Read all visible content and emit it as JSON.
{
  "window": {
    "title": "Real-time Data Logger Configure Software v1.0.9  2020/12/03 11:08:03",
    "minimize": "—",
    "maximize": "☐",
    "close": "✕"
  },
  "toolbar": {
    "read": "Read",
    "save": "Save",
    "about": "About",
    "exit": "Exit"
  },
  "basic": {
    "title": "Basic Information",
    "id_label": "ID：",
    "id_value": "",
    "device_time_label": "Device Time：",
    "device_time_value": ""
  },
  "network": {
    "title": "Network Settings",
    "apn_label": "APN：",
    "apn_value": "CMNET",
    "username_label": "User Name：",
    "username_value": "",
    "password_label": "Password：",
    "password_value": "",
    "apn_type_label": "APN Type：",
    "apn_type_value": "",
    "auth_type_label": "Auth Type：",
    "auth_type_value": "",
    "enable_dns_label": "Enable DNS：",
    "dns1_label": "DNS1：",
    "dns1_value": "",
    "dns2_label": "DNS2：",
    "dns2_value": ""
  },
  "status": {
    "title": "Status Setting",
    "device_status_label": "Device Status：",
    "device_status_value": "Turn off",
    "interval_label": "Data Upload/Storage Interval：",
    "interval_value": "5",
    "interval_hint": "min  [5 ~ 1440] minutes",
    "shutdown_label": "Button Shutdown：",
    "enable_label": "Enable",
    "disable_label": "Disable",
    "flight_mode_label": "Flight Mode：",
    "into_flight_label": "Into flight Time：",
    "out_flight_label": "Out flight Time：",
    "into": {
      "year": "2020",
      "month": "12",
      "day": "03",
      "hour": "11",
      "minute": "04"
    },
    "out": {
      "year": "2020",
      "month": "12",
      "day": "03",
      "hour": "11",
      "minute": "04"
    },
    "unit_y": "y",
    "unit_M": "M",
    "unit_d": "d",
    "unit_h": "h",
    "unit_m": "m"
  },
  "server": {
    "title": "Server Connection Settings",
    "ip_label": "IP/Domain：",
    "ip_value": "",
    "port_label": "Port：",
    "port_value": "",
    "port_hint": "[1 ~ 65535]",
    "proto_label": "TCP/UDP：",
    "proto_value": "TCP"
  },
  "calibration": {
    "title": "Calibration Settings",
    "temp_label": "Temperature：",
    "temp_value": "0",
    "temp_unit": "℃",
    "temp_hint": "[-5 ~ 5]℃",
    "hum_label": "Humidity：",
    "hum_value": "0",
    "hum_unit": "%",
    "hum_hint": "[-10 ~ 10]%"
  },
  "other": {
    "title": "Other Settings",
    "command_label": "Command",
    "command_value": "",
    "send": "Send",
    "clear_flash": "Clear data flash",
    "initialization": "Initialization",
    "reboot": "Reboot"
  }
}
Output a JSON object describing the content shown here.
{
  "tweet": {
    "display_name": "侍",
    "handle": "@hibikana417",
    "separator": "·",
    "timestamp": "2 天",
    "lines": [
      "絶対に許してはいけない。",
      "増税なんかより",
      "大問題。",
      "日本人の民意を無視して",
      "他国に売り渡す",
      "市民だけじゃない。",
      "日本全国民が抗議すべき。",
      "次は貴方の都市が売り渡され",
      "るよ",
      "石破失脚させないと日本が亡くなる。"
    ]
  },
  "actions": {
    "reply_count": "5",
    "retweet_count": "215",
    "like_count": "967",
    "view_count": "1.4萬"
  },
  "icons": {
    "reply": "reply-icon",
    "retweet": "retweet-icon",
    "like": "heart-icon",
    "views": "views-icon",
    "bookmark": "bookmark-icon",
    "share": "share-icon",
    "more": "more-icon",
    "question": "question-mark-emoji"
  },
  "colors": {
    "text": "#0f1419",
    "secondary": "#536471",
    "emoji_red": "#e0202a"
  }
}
....
- **DIRECTION**: Starting from the line with "Output a JSON" and ending with the final line of the data, quote every line exactly, both ends included.

- **PROBLEM SOLUTION**:
Output a JSON object describing the content shown here.
{
  "tweet": {
    "display_name": "侍",
    "handle": "@hibikana417",
    "separator": "·",
    "timestamp": "2 天",
    "lines": [
      "絶対に許してはいけない。",
      "増税なんかより",
      "大問題。",
      "日本人の民意を無視して",
      "他国に売り渡す",
      "市民だけじゃない。",
      "日本全国民が抗議すべき。",
      "次は貴方の都市が売り渡され",
      "るよ",
      "石破失脚させないと日本が亡くなる。"
    ]
  },
  "actions": {
    "reply_count": "5",
    "retweet_count": "215",
    "like_count": "967",
    "view_count": "1.4萬"
  },
  "icons": {
    "reply": "reply-icon",
    "retweet": "retweet-icon",
    "like": "heart-icon",
    "views": "views-icon",
    "bookmark": "bookmark-icon",
    "share": "share-icon",
    "more": "more-icon",
    "question": "question-mark-emoji"
  },
  "colors": {
    "text": "#0f1419",
    "secondary": "#536471",
    "emoji_red": "#e0202a"
  }
}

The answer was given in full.